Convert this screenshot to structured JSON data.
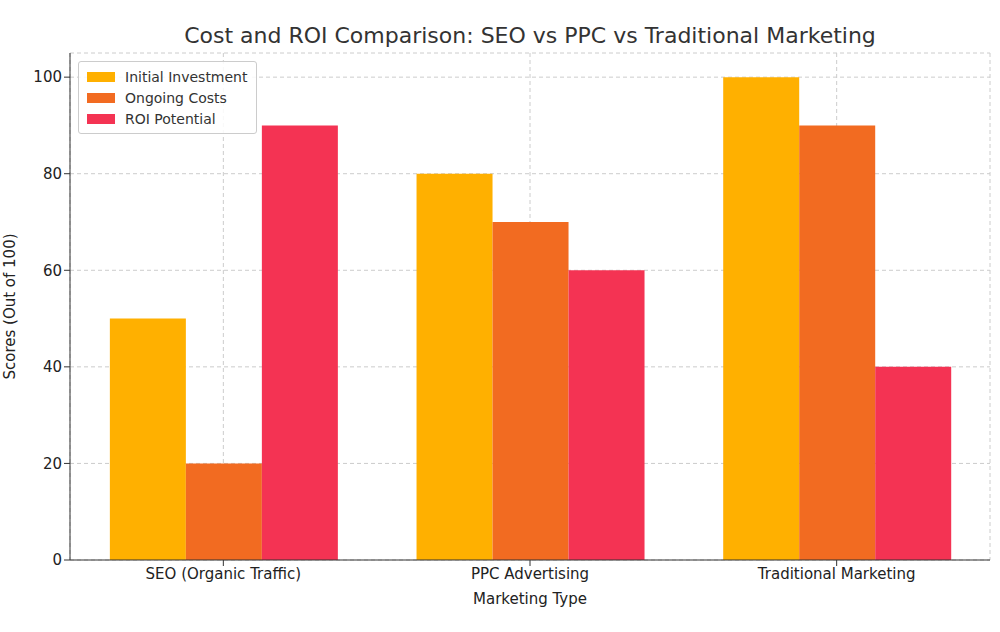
{
  "chart_data": {
    "type": "bar",
    "title": "Cost and ROI Comparison: SEO vs PPC vs Traditional Marketing",
    "x_label": "Marketing Type",
    "y_label": "Scores (Out of 100)",
    "categories": [
      "SEO (Organic Traffic)",
      "PPC Advertising",
      "Traditional Marketing"
    ],
    "series": [
      {
        "name": "Initial Investment",
        "color": "#ffb000",
        "values": [
          50,
          80,
          100
        ]
      },
      {
        "name": "Ongoing Costs",
        "color": "#f26b21",
        "values": [
          20,
          70,
          90
        ]
      },
      {
        "name": "ROI Potential",
        "color": "#f43353",
        "values": [
          90,
          60,
          40
        ]
      }
    ],
    "ylim": [
      0,
      105
    ],
    "yticks": [
      0,
      20,
      40,
      60,
      80,
      100
    ],
    "grid": true,
    "legend": "upper left"
  }
}
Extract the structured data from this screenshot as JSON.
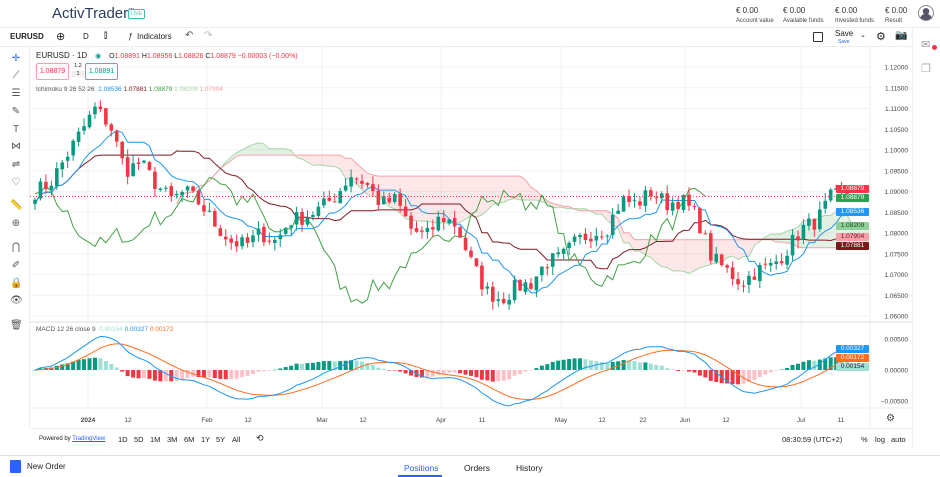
{
  "brand": {
    "name": "ActivTrader",
    "tm": "™",
    "badge": "LIVE"
  },
  "account": [
    {
      "value": "€ 0.00",
      "label": "Account value"
    },
    {
      "value": "€ 0.00",
      "label": "Available funds"
    },
    {
      "value": "€ 0.00",
      "label": "Invested funds"
    },
    {
      "value": "€ 0.00",
      "label": "Result"
    }
  ],
  "toolbar": {
    "symbol": "EURUSD",
    "interval": "D",
    "indicators": "Indicators",
    "save": "Save",
    "save_sub": "Save"
  },
  "legend": {
    "title": "EURUSD · 1D",
    "o_l": "O",
    "o": "1.08891",
    "h_l": "H",
    "h": "1.08956",
    "l_l": "L",
    "l": "1.08826",
    "c_l": "C",
    "c": "1.08879",
    "chg": "−0.00003 (−0.00%)",
    "sell": "1.08879",
    "buy": "1.08891",
    "spread_top": "1.2",
    "spread_bot": "1"
  },
  "ichimoku": {
    "label": "Ichimoku 9 26 52 26",
    "v1": "1.08536",
    "v2": "1.07881",
    "v3": "1.08879",
    "v4": "1.08209",
    "v5": "1.07904"
  },
  "macd": {
    "label": "MACD 12 26 close 9",
    "hist": "0.00154",
    "macd": "0.00327",
    "signal": "0.00172"
  },
  "price_axis": [
    "1.12000",
    "1.11500",
    "1.11000",
    "1.10500",
    "1.10000",
    "1.09500",
    "1.09000",
    "1.08500",
    "1.08000",
    "1.07500",
    "1.07000",
    "1.06500",
    "1.06000"
  ],
  "price_labels": [
    {
      "v": "1.08879",
      "c": "#f23645"
    },
    {
      "v": "1.08879",
      "c": "#2e9e4f"
    },
    {
      "v": "1.08536",
      "c": "#2196f3"
    },
    {
      "v": "1.08209",
      "c": "#8fcf9a",
      "t": "#1a4d22"
    },
    {
      "v": "1.07904",
      "c": "#f7a1a8",
      "t": "#7a1020"
    },
    {
      "v": "1.07881",
      "c": "#7a1a1a"
    }
  ],
  "macd_axis": [
    "0.00500",
    "0.00000",
    "−0.00500"
  ],
  "macd_labels": [
    {
      "v": "0.00327",
      "c": "#2196f3"
    },
    {
      "v": "0.00172",
      "c": "#ff6d20"
    },
    {
      "v": "0.00154",
      "c": "#9ee0d4",
      "t": "#124"
    }
  ],
  "date_axis": [
    {
      "t": "2024",
      "b": true
    },
    {
      "t": "12"
    },
    {
      "t": "Feb"
    },
    {
      "t": "12"
    },
    {
      "t": "Mar"
    },
    {
      "t": "12"
    },
    {
      "t": "Apr"
    },
    {
      "t": "11"
    },
    {
      "t": "May"
    },
    {
      "t": "12"
    },
    {
      "t": "22"
    },
    {
      "t": "Jun"
    },
    {
      "t": "12"
    },
    {
      "t": "Jul"
    },
    {
      "t": "11"
    }
  ],
  "bottom_bar": {
    "powered": "Powered by",
    "tv": "TradingView",
    "ranges": [
      "1D",
      "5D",
      "1M",
      "3M",
      "6M",
      "1Y",
      "5Y",
      "All"
    ],
    "clock": "08:30:59 (UTC+2)",
    "pct": "%",
    "log": "log",
    "auto": "auto"
  },
  "bottom": {
    "new_order": "New Order",
    "tabs": [
      "Positions",
      "Orders",
      "History"
    ]
  },
  "colors": {
    "up": "#089981",
    "down": "#f23645",
    "accent": "#2962ff"
  },
  "chart_data": {
    "type": "candlestick",
    "symbol": "EURUSD",
    "interval": "1D",
    "ylim": [
      1.058,
      1.123
    ],
    "waypoints": [
      1.09,
      1.092,
      1.098,
      1.104,
      1.11,
      1.106,
      1.095,
      1.097,
      1.092,
      1.088,
      1.09,
      1.087,
      1.082,
      1.078,
      1.077,
      1.08,
      1.078,
      1.083,
      1.084,
      1.086,
      1.089,
      1.094,
      1.092,
      1.087,
      1.088,
      1.081,
      1.079,
      1.084,
      1.082,
      1.073,
      1.066,
      1.064,
      1.067,
      1.068,
      1.073,
      1.074,
      1.078,
      1.08,
      1.081,
      1.088,
      1.087,
      1.09,
      1.087,
      1.088,
      1.084,
      1.074,
      1.071,
      1.068,
      1.071,
      1.072,
      1.076,
      1.081,
      1.083,
      1.089,
      1.0888
    ]
  }
}
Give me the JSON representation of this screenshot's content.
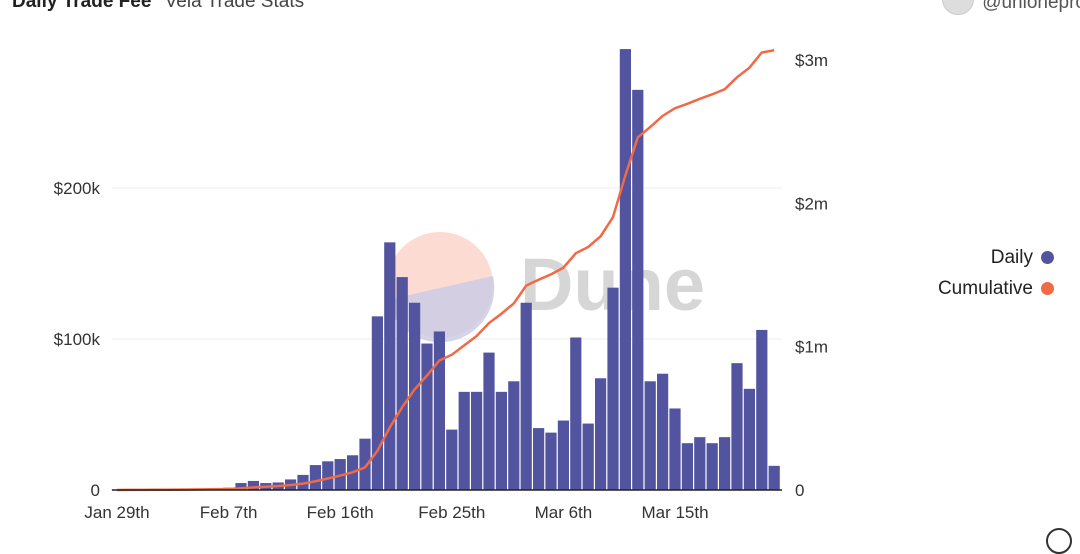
{
  "header": {
    "title": "Daily Trade Fee",
    "subtitle": "Vela Trade Stats",
    "user": "@unionepro"
  },
  "watermark": "Dune",
  "colors": {
    "daily": "#5254a0",
    "cumulative": "#ef6a45"
  },
  "chart_data": {
    "type": "bar+line",
    "title": "Daily Trade Fee",
    "subtitle": "Vela Trade Stats",
    "x_start": "Jan 29",
    "x_tick_labels": [
      "Jan 29th",
      "Feb 7th",
      "Feb 16th",
      "Feb 25th",
      "Mar 6th",
      "Mar 15th"
    ],
    "x_tick_day_offsets": [
      0,
      9,
      18,
      27,
      36,
      45
    ],
    "left_axis": {
      "ticks": [
        0,
        100000,
        200000
      ],
      "tick_labels": [
        "0",
        "$100k",
        "$200k"
      ],
      "ylim": [
        0,
        300000
      ]
    },
    "right_axis": {
      "ticks": [
        0,
        1000000,
        2000000,
        3000000
      ],
      "tick_labels": [
        "0",
        "$1m",
        "$2m",
        "$3m"
      ],
      "ylim": [
        0,
        3100000
      ]
    },
    "legend": {
      "placement": "right",
      "entries": [
        "Daily",
        "Cumulative"
      ]
    },
    "grid": true,
    "series": [
      {
        "name": "Daily",
        "axis": "left",
        "kind": "bar",
        "values": [
          300,
          300,
          300,
          500,
          500,
          800,
          1000,
          1000,
          1200,
          1500,
          4600,
          6000,
          4600,
          5000,
          7000,
          10000,
          16500,
          19000,
          20500,
          23000,
          34000,
          115000,
          164000,
          141000,
          124000,
          97000,
          105000,
          40000,
          65000,
          65000,
          91000,
          65000,
          72000,
          124000,
          41000,
          38000,
          46000,
          101000,
          44000,
          74000,
          134000,
          292000,
          265000,
          72000,
          77000,
          54000,
          31000,
          35000,
          31000,
          35000,
          84000,
          67000,
          106000,
          16000
        ]
      },
      {
        "name": "Cumulative",
        "axis": "right",
        "kind": "line",
        "values": [
          300,
          600,
          900,
          1400,
          1900,
          2700,
          3700,
          4700,
          5900,
          7400,
          12000,
          18000,
          22600,
          27600,
          34600,
          44600,
          61100,
          80100,
          100600,
          123600,
          157600,
          273000,
          437000,
          578000,
          702000,
          799000,
          904000,
          944000,
          1009000,
          1074000,
          1165000,
          1230000,
          1302000,
          1426000,
          1467000,
          1505000,
          1551000,
          1652000,
          1696000,
          1770000,
          1904000,
          2196000,
          2461000,
          2533000,
          2610000,
          2664000,
          2695000,
          2730000,
          2761000,
          2796000,
          2880000,
          2947000,
          3053000,
          3069000
        ]
      }
    ]
  }
}
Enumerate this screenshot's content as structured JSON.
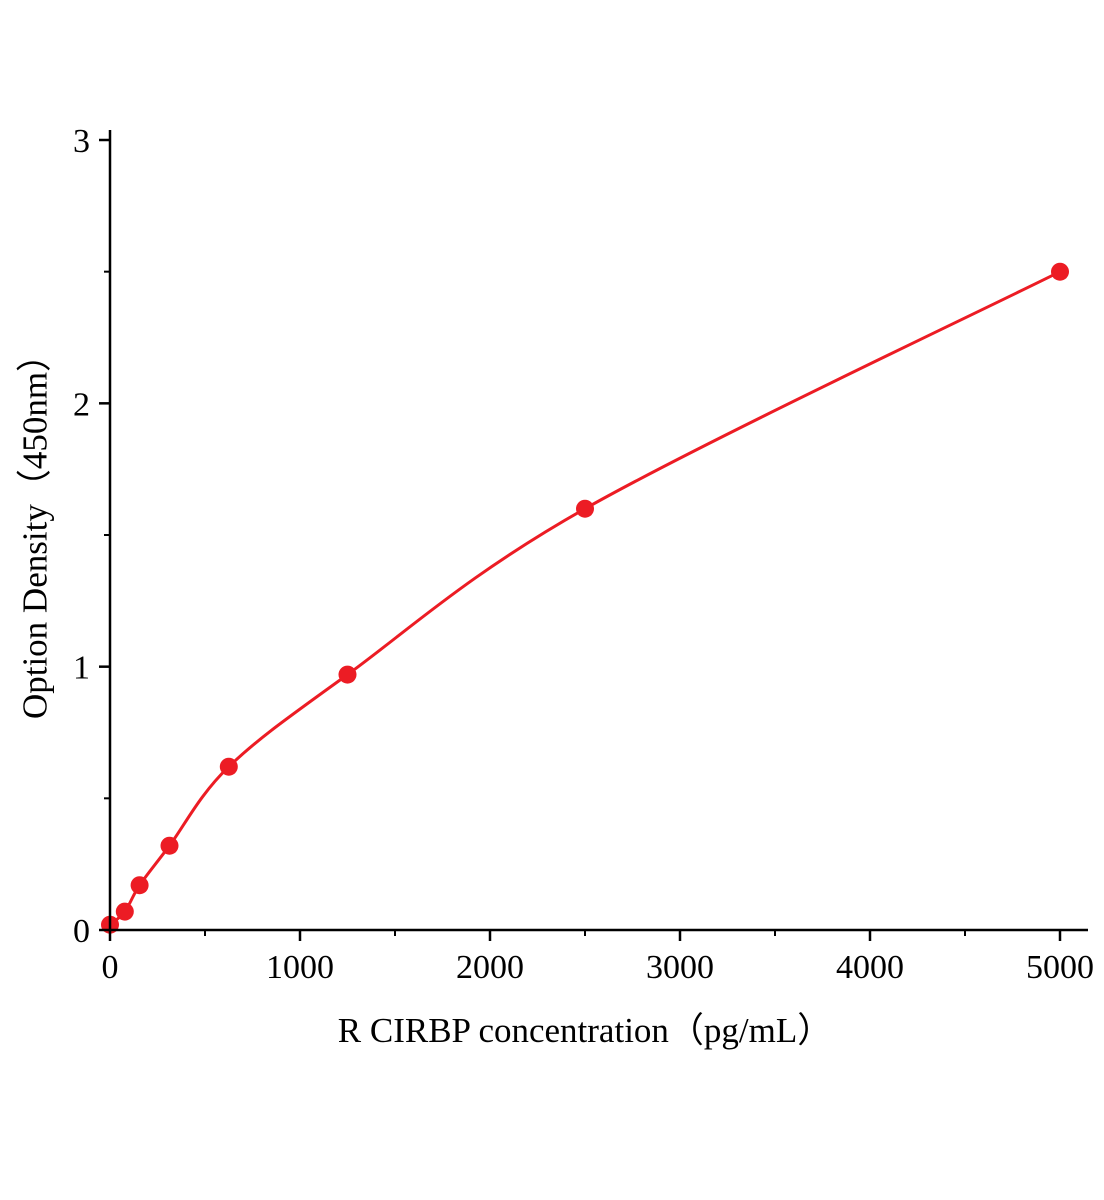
{
  "figure": {
    "background": "#ffffff",
    "xlabel": "R CIRBP concentration（pg/mL）",
    "ylabel": "Option Density（450nm）"
  },
  "chart_data": {
    "type": "scatter",
    "title": "",
    "xlabel": "R CIRBP concentration（pg/mL）",
    "ylabel": "Option Density（450nm）",
    "x": [
      0,
      78,
      156,
      313,
      625,
      1250,
      2500,
      5000
    ],
    "y": [
      0.02,
      0.07,
      0.17,
      0.32,
      0.62,
      0.97,
      1.6,
      2.5
    ],
    "xlim": [
      0,
      5000
    ],
    "ylim": [
      0,
      3
    ],
    "x_ticks": [
      0,
      1000,
      2000,
      3000,
      4000,
      5000
    ],
    "y_ticks": [
      0,
      1,
      2,
      3
    ],
    "x_minor_step": 500,
    "y_minor_step": 0.5,
    "grid": false,
    "legend": "none",
    "curve": "smooth fitted line through points",
    "line_color": "#ec1c24",
    "marker_color": "#ec1c24",
    "marker_radius": 9,
    "axis_color": "#000000"
  }
}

________

- What the task requires
The lines above form a set of records; determine how many of them contain the string "Traditional" and give that number alone.

- Response
2